## Directive
Quote every line below exactly and skip any picture.

## Dataset entries
══════════════════════════════

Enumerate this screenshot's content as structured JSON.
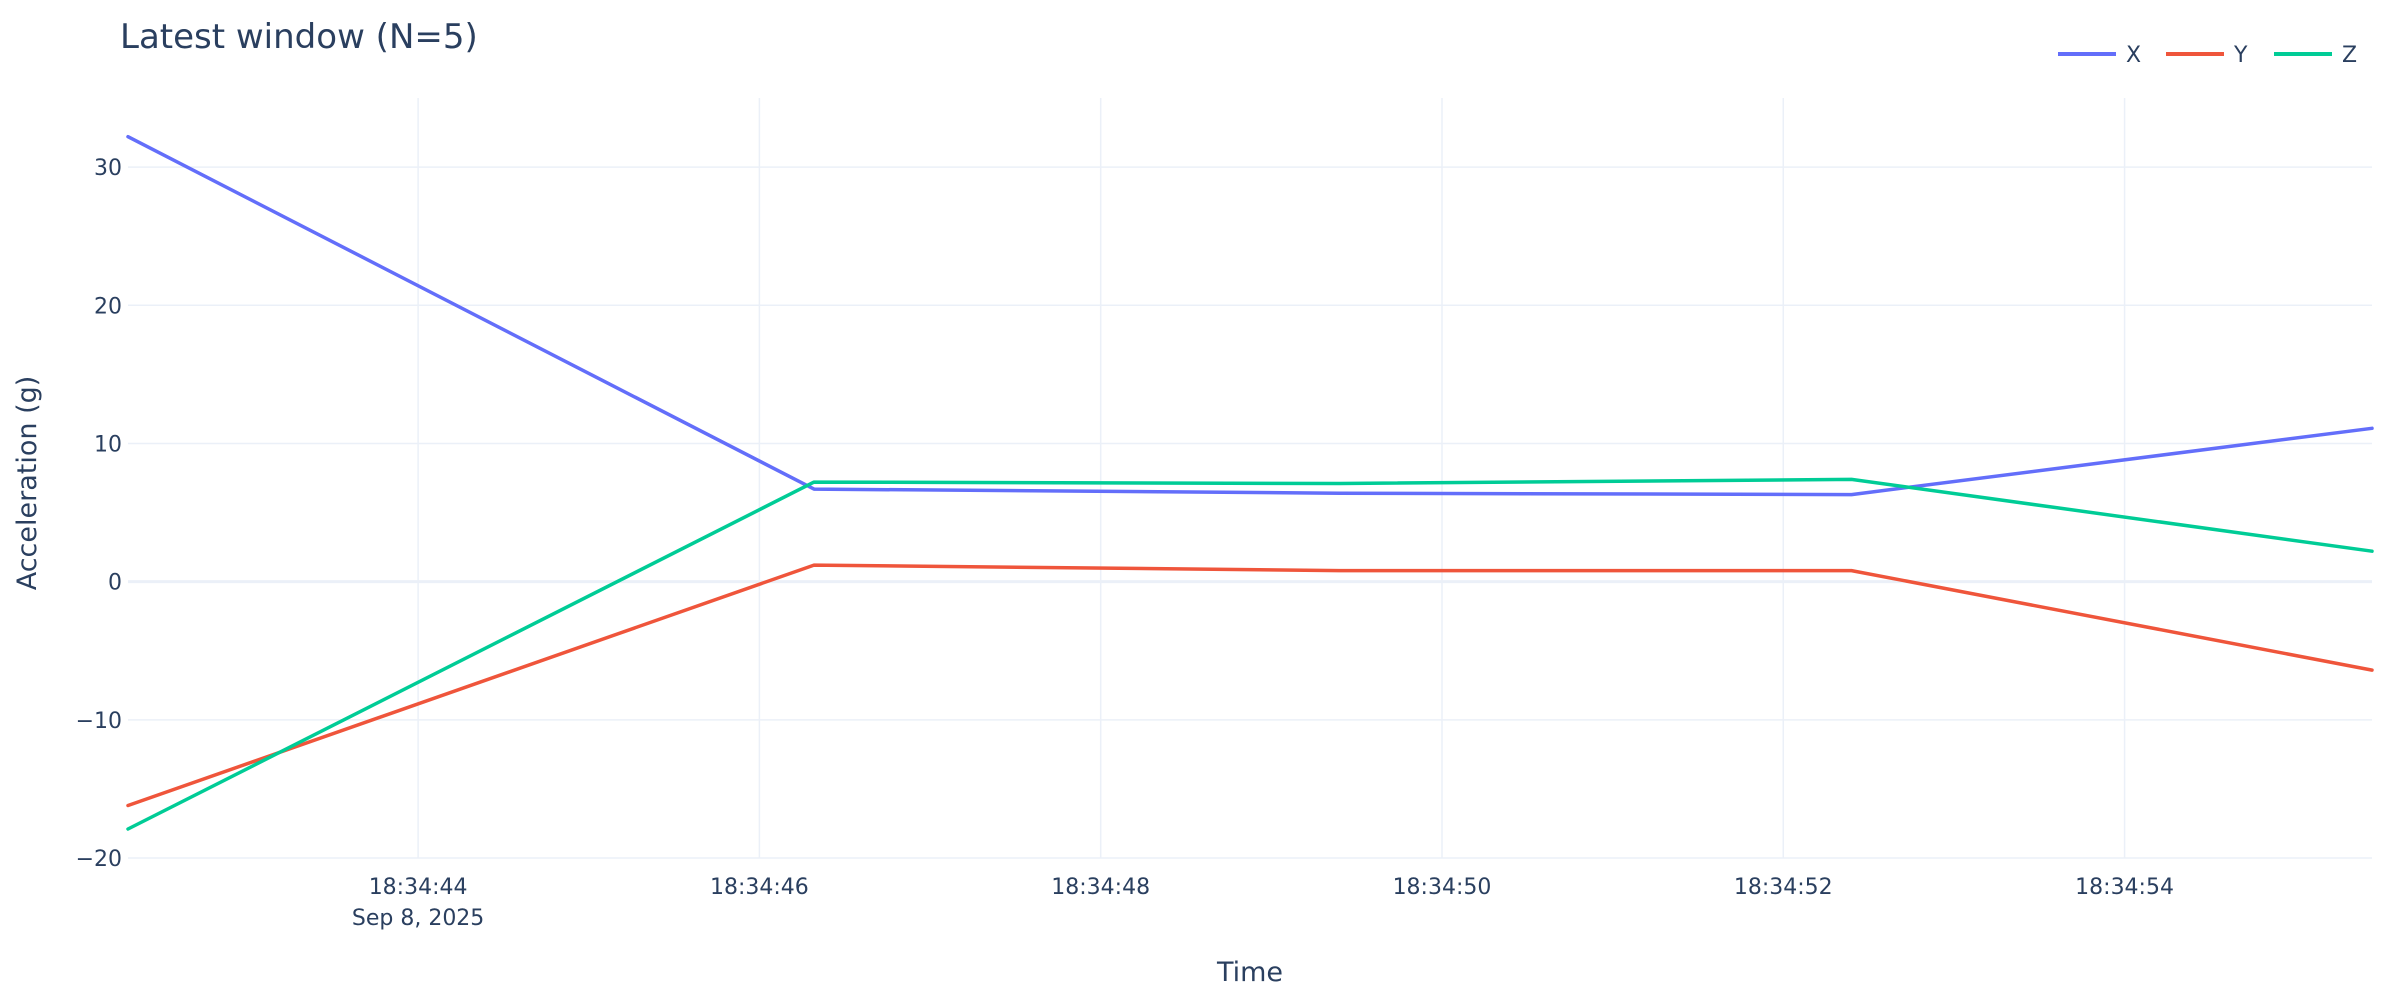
{
  "chart_data": {
    "type": "line",
    "title": "Latest window (N=5)",
    "xlabel": "Time",
    "ylabel": "Acceleration (g)",
    "x": [
      "2025-09-08 18:34:42.30",
      "2025-09-08 18:34:46.32",
      "2025-09-08 18:34:49.40",
      "2025-09-08 18:34:52.40",
      "2025-09-08 18:34:55.45"
    ],
    "series": [
      {
        "name": "X",
        "color": "#636efa",
        "values": [
          32.2,
          6.7,
          6.4,
          6.3,
          11.1
        ]
      },
      {
        "name": "Y",
        "color": "#ef553b",
        "values": [
          -16.2,
          1.2,
          0.8,
          0.8,
          -6.4
        ]
      },
      {
        "name": "Z",
        "color": "#00cc96",
        "values": [
          -17.9,
          7.2,
          7.1,
          7.4,
          2.2
        ]
      }
    ],
    "x_ticks": [
      {
        "t": "18:34:44",
        "label": "18:34:44",
        "sublabel": "Sep 8, 2025"
      },
      {
        "t": "18:34:46",
        "label": "18:34:46"
      },
      {
        "t": "18:34:48",
        "label": "18:34:48"
      },
      {
        "t": "18:34:50",
        "label": "18:34:50"
      },
      {
        "t": "18:34:52",
        "label": "18:34:52"
      },
      {
        "t": "18:34:54",
        "label": "18:34:54"
      }
    ],
    "y_ticks": [
      {
        "v": 30,
        "label": "30"
      },
      {
        "v": 20,
        "label": "20"
      },
      {
        "v": 10,
        "label": "10"
      },
      {
        "v": 0,
        "label": "0"
      },
      {
        "v": -10,
        "label": "−10"
      },
      {
        "v": -20,
        "label": "−20"
      }
    ],
    "xlim": [
      "2025-09-08 18:34:42.30",
      "2025-09-08 18:34:55.45"
    ],
    "ylim": [
      -20,
      35
    ],
    "grid": true,
    "legend_position": "top-right"
  }
}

══════════════════════════════

## Correct answer
Enumerate this screenshot's content as structured JSON.
{
  "chart_data": {
    "type": "line",
    "title": "Latest window (N=5)",
    "xlabel": "Time",
    "ylabel": "Acceleration (g)",
    "x": [
      "2025-09-08 18:34:42.30",
      "2025-09-08 18:34:46.32",
      "2025-09-08 18:34:49.40",
      "2025-09-08 18:34:52.40",
      "2025-09-08 18:34:55.45"
    ],
    "series": [
      {
        "name": "X",
        "color": "#636efa",
        "values": [
          32.2,
          6.7,
          6.4,
          6.3,
          11.1
        ]
      },
      {
        "name": "Y",
        "color": "#ef553b",
        "values": [
          -16.2,
          1.2,
          0.8,
          0.8,
          -6.4
        ]
      },
      {
        "name": "Z",
        "color": "#00cc96",
        "values": [
          -17.9,
          7.2,
          7.1,
          7.4,
          2.2
        ]
      }
    ],
    "x_ticks": [
      {
        "t": "18:34:44",
        "label": "18:34:44",
        "sublabel": "Sep 8, 2025"
      },
      {
        "t": "18:34:46",
        "label": "18:34:46"
      },
      {
        "t": "18:34:48",
        "label": "18:34:48"
      },
      {
        "t": "18:34:50",
        "label": "18:34:50"
      },
      {
        "t": "18:34:52",
        "label": "18:34:52"
      },
      {
        "t": "18:34:54",
        "label": "18:34:54"
      }
    ],
    "y_ticks": [
      {
        "v": 30,
        "label": "30"
      },
      {
        "v": 20,
        "label": "20"
      },
      {
        "v": 10,
        "label": "10"
      },
      {
        "v": 0,
        "label": "0"
      },
      {
        "v": -10,
        "label": "−10"
      },
      {
        "v": -20,
        "label": "−20"
      }
    ],
    "xlim": [
      "2025-09-08 18:34:42.30",
      "2025-09-08 18:34:55.45"
    ],
    "ylim": [
      -20,
      35
    ],
    "grid": true,
    "legend_position": "top-right"
  }
}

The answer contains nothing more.